━━ Provided material ━━

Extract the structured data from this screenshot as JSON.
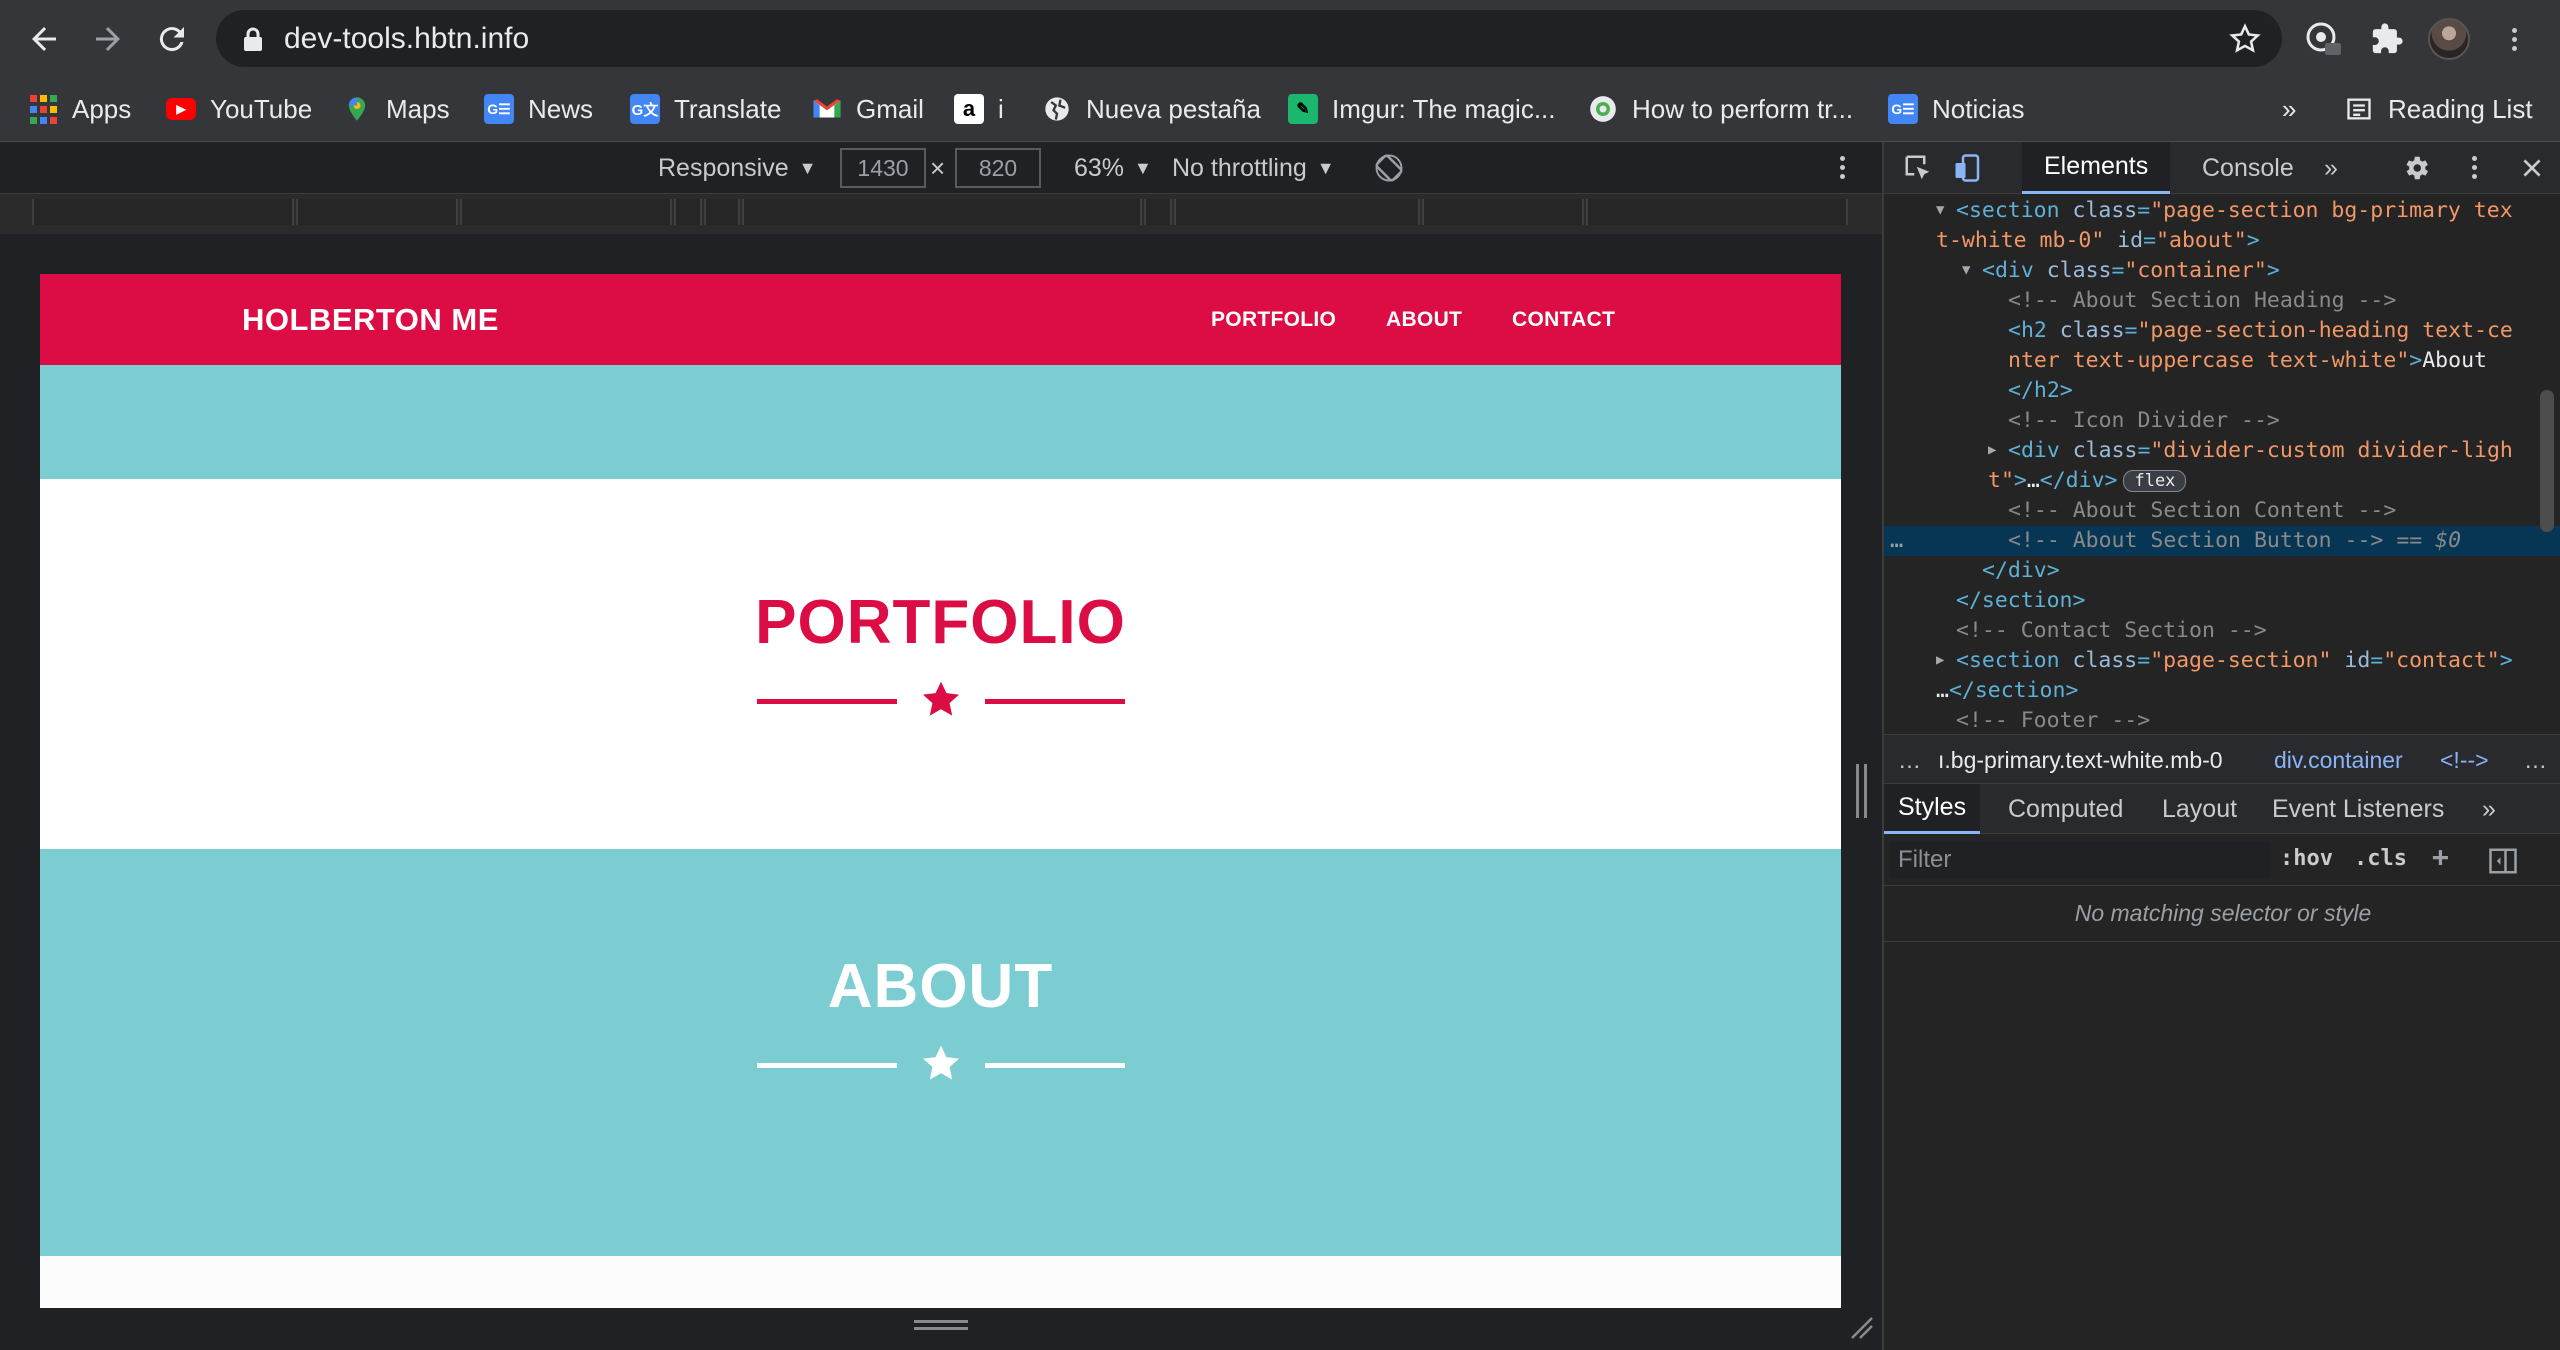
{
  "browser": {
    "url": "dev-tools.hbtn.info",
    "bookmarks": [
      {
        "label": "Apps",
        "icon": "apps-grid-icon"
      },
      {
        "label": "YouTube",
        "icon": "youtube-icon"
      },
      {
        "label": "Maps",
        "icon": "maps-pin-icon"
      },
      {
        "label": "News",
        "icon": "google-news-icon"
      },
      {
        "label": "Translate",
        "icon": "google-translate-icon"
      },
      {
        "label": "Gmail",
        "icon": "gmail-icon"
      },
      {
        "label": "i",
        "icon": "amazon-icon"
      },
      {
        "label": "Nueva pestaña",
        "icon": "globe-icon"
      },
      {
        "label": "Imgur: The magic...",
        "icon": "imgur-icon"
      },
      {
        "label": "How to perform tr...",
        "icon": "circle-favicon-icon"
      },
      {
        "label": "Noticias",
        "icon": "google-news-icon"
      }
    ],
    "overflow_label": "»",
    "reading_list_label": "Reading List"
  },
  "device_toolbar": {
    "mode": "Responsive",
    "width": "1430",
    "height": "820",
    "times": "×",
    "zoom": "63%",
    "throttling": "No throttling"
  },
  "site": {
    "brand": "HOLBERTON ME",
    "nav": [
      "PORTFOLIO",
      "ABOUT",
      "CONTACT"
    ],
    "sections": [
      "PORTFOLIO",
      "ABOUT"
    ],
    "colors": {
      "primary": "#dc0d45",
      "secondary": "#7ccdd1",
      "white": "#ffffff"
    }
  },
  "devtools": {
    "tabs": [
      "Elements",
      "Console"
    ],
    "more": "»",
    "breadcrumbs": [
      "…",
      "ı.bg-primary.text-white.mb-0",
      "div.container",
      "<!-->",
      "…"
    ],
    "subtabs": [
      "Styles",
      "Computed",
      "Layout",
      "Event Listeners",
      "»"
    ],
    "filter_placeholder": "Filter",
    "hov": ":hov",
    "cls": ".cls",
    "plus": "+",
    "no_match": "No matching selector or style",
    "flex_badge": "flex",
    "dots": "…",
    "selected_suffix": "== $0"
  }
}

━━━

- Aim of the exercise:
Repeat the records above exactly, omitting every picture.

- Exercise result:
Extract the structured data from this screenshot as JSON.
{
  "browser": {
    "url": "dev-tools.hbtn.info",
    "bookmarks": [
      {
        "label": "Apps",
        "icon": "apps-grid-icon"
      },
      {
        "label": "YouTube",
        "icon": "youtube-icon"
      },
      {
        "label": "Maps",
        "icon": "maps-pin-icon"
      },
      {
        "label": "News",
        "icon": "google-news-icon"
      },
      {
        "label": "Translate",
        "icon": "google-translate-icon"
      },
      {
        "label": "Gmail",
        "icon": "gmail-icon"
      },
      {
        "label": "i",
        "icon": "amazon-icon"
      },
      {
        "label": "Nueva pestaña",
        "icon": "globe-icon"
      },
      {
        "label": "Imgur: The magic...",
        "icon": "imgur-icon"
      },
      {
        "label": "How to perform tr...",
        "icon": "circle-favicon-icon"
      },
      {
        "label": "Noticias",
        "icon": "google-news-icon"
      }
    ],
    "overflow_label": "»",
    "reading_list_label": "Reading List"
  },
  "device_toolbar": {
    "mode": "Responsive",
    "width": "1430",
    "height": "820",
    "times": "×",
    "zoom": "63%",
    "throttling": "No throttling"
  },
  "site": {
    "brand": "HOLBERTON ME",
    "nav": [
      "PORTFOLIO",
      "ABOUT",
      "CONTACT"
    ],
    "sections": [
      "PORTFOLIO",
      "ABOUT"
    ],
    "colors": {
      "primary": "#dc0d45",
      "secondary": "#7ccdd1",
      "white": "#ffffff"
    }
  },
  "devtools": {
    "tabs": [
      "Elements",
      "Console"
    ],
    "more": "»",
    "breadcrumbs": [
      "…",
      "ı.bg-primary.text-white.mb-0",
      "div.container",
      "<!-->",
      "…"
    ],
    "subtabs": [
      "Styles",
      "Computed",
      "Layout",
      "Event Listeners",
      "»"
    ],
    "filter_placeholder": "Filter",
    "hov": ":hov",
    "cls": ".cls",
    "plus": "+",
    "no_match": "No matching selector or style",
    "flex_badge": "flex",
    "dots": "…",
    "selected_suffix": "== $0"
  }
}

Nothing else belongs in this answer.